Given task -> Pictures do not belong in the copy; restate the records below word for word.
________
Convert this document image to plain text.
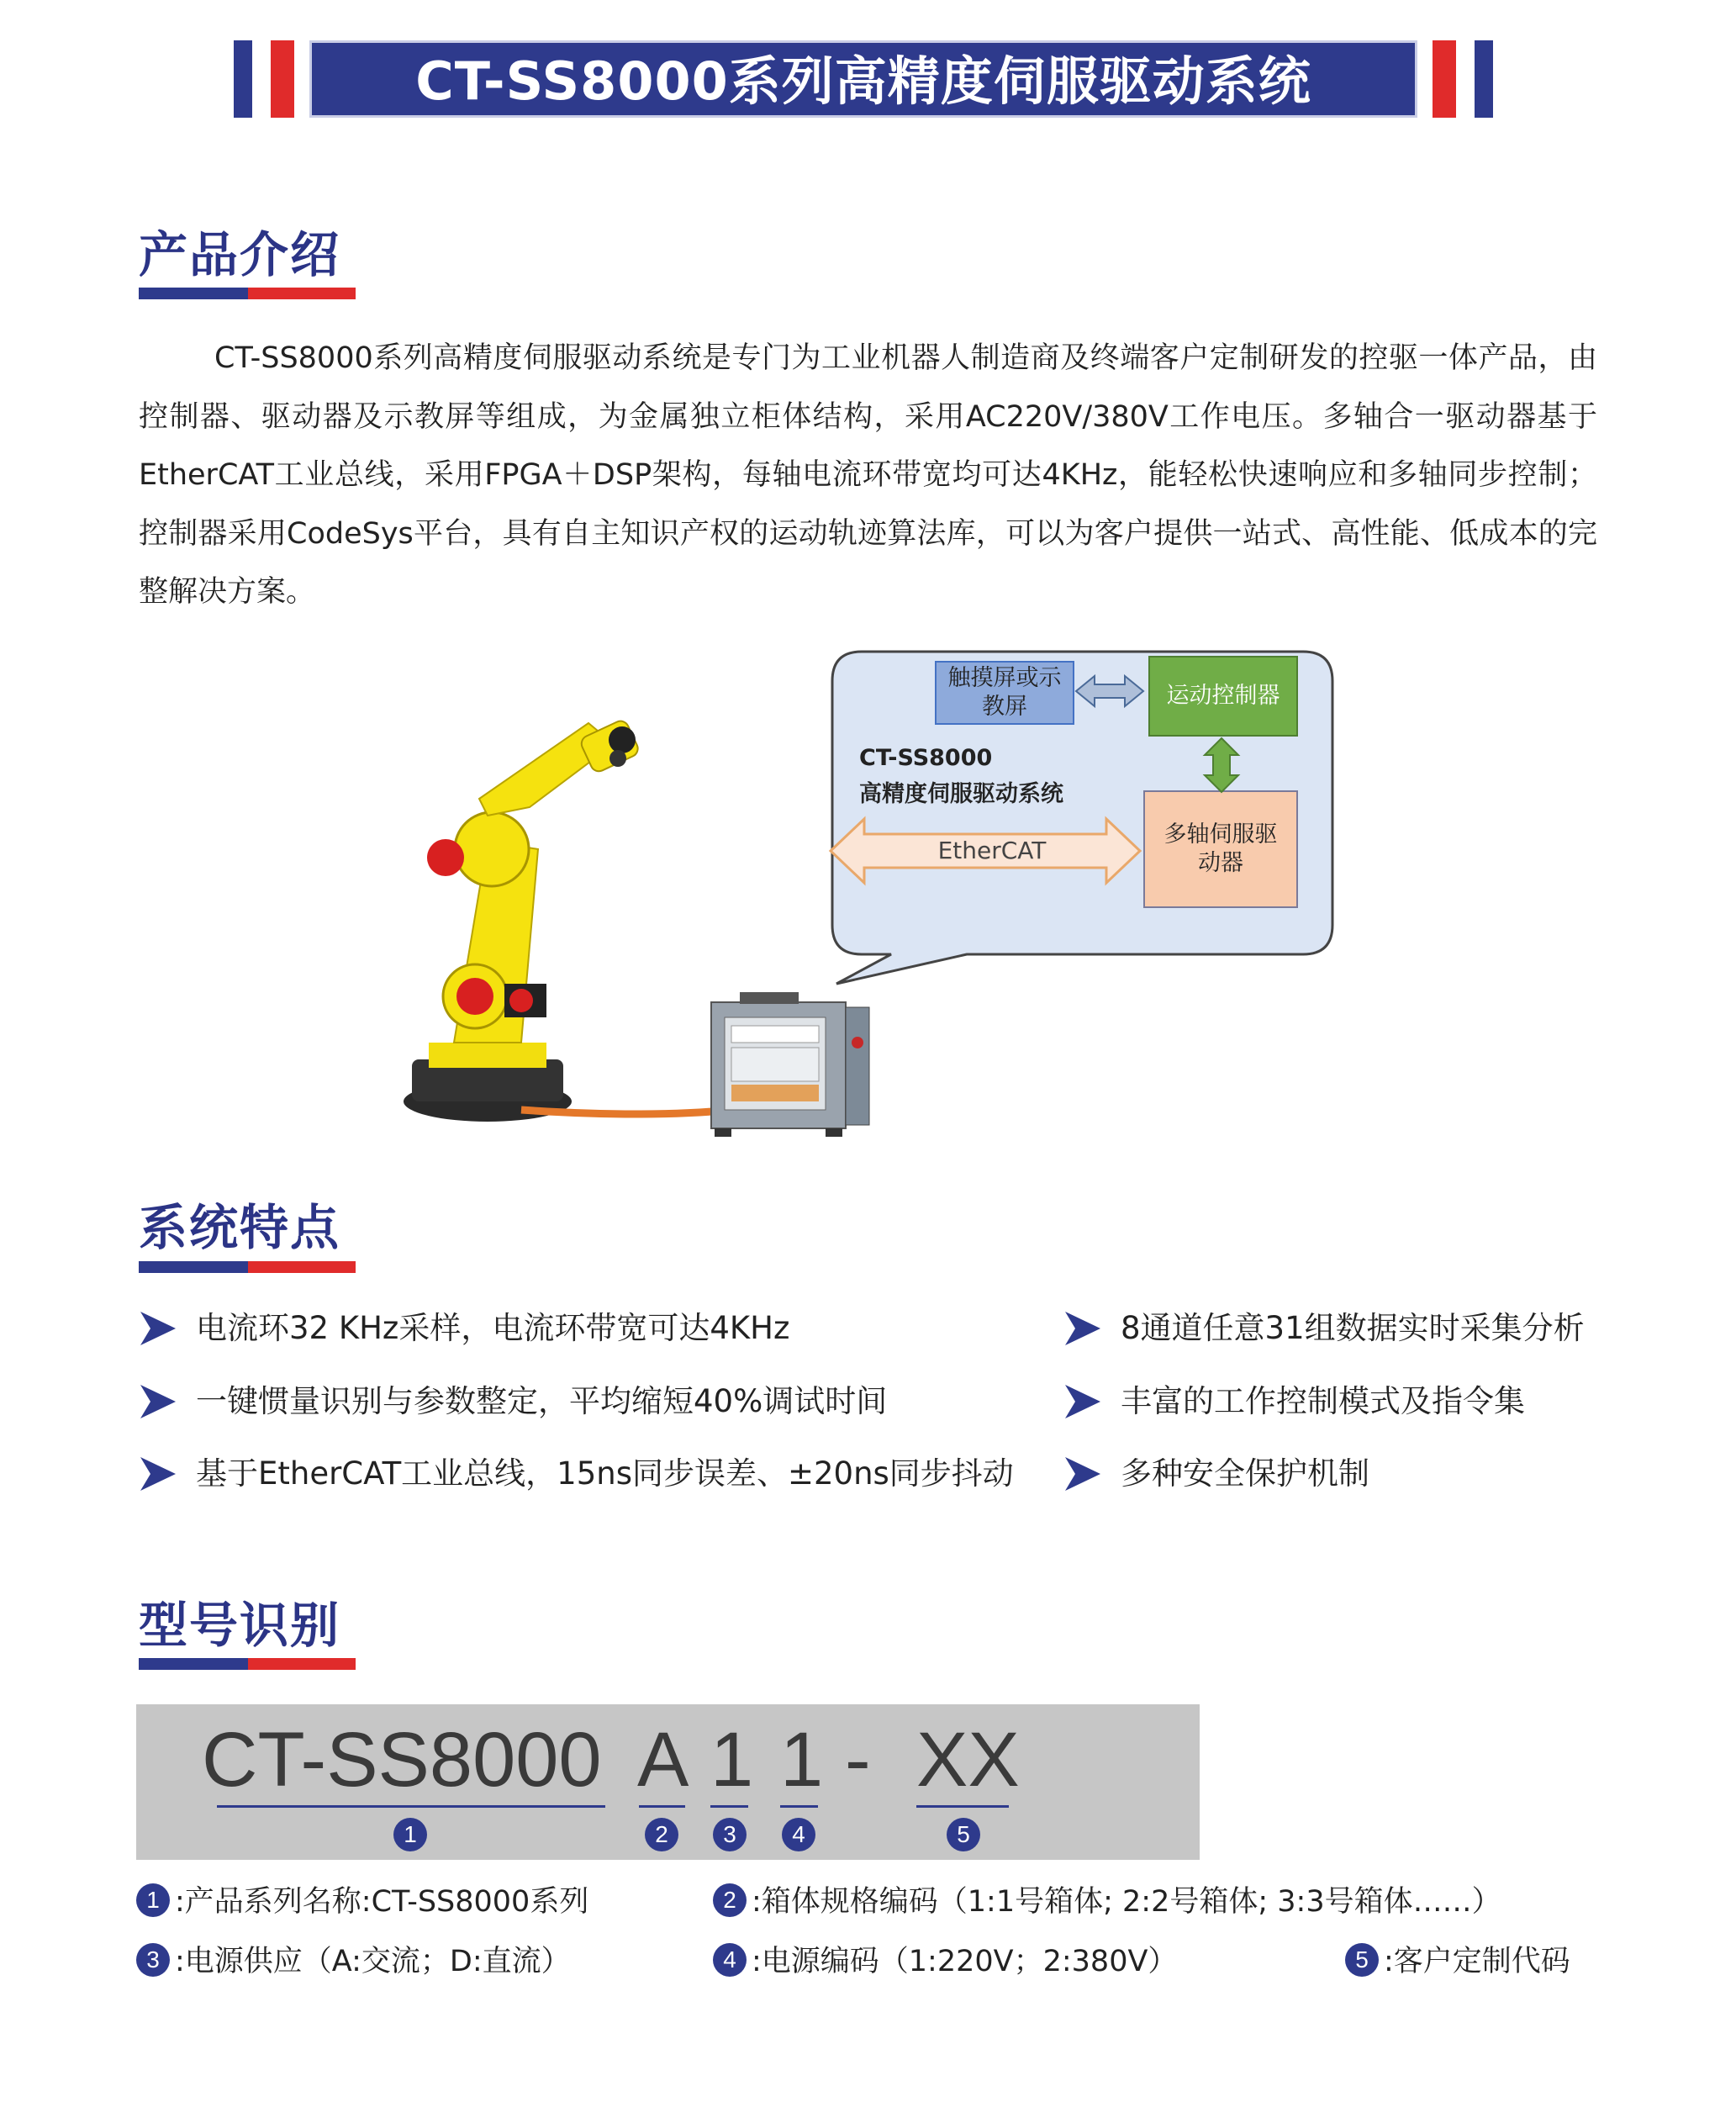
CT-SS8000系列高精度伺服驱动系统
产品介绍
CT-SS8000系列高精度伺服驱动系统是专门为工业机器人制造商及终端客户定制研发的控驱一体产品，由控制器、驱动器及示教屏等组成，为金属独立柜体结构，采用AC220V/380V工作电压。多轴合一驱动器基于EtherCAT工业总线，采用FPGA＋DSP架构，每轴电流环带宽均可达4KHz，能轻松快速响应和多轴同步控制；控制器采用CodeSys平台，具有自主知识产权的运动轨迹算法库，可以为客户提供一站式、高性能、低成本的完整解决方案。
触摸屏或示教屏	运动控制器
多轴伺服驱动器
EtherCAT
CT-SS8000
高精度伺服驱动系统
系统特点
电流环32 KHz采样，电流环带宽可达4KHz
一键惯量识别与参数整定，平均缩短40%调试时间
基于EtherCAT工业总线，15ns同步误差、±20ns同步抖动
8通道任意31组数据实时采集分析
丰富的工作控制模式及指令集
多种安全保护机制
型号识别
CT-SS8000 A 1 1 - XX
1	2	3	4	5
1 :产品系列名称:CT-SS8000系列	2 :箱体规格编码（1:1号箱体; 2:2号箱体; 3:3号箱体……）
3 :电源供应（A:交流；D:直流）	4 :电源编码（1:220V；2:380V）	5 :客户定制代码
________
Complete response ->
Convert this document image to plain text.
CT-SS8000系列高精度伺服驱动系统
产品介绍
CT-SS8000系列高精度伺服驱动系统是专门为工业机器人制造商及终端客户定制研发的控驱一体产品，由控制器、驱动器及示教屏等组成，为金属独立柜体结构，采用AC220V/380V工作电压。多轴合一驱动器基于EtherCAT工业总线，采用FPGA＋DSP架构，每轴电流环带宽均可达4KHz，能轻松快速响应和多轴同步控制；控制器采用CodeSys平台，具有自主知识产权的运动轨迹算法库，可以为客户提供一站式、高性能、低成本的完整解决方案。
触摸屏或示教屏	运动控制器
多轴伺服驱动器
EtherCAT
CT-SS8000
高精度伺服驱动系统
系统特点
电流环32 KHz采样，电流环带宽可达4KHz
一键惯量识别与参数整定，平均缩短40%调试时间
基于EtherCAT工业总线，15ns同步误差、±20ns同步抖动
8通道任意31组数据实时采集分析
丰富的工作控制模式及指令集
多种安全保护机制
型号识别
CT-SS8000 A 1 1 - XX
1	2	3	4	5
1 :产品系列名称:CT-SS8000系列	2 :箱体规格编码（1:1号箱体; 2:2号箱体; 3:3号箱体……）
3 :电源供应（A:交流；D:直流）	4 :电源编码（1:220V；2:380V）	5 :客户定制代码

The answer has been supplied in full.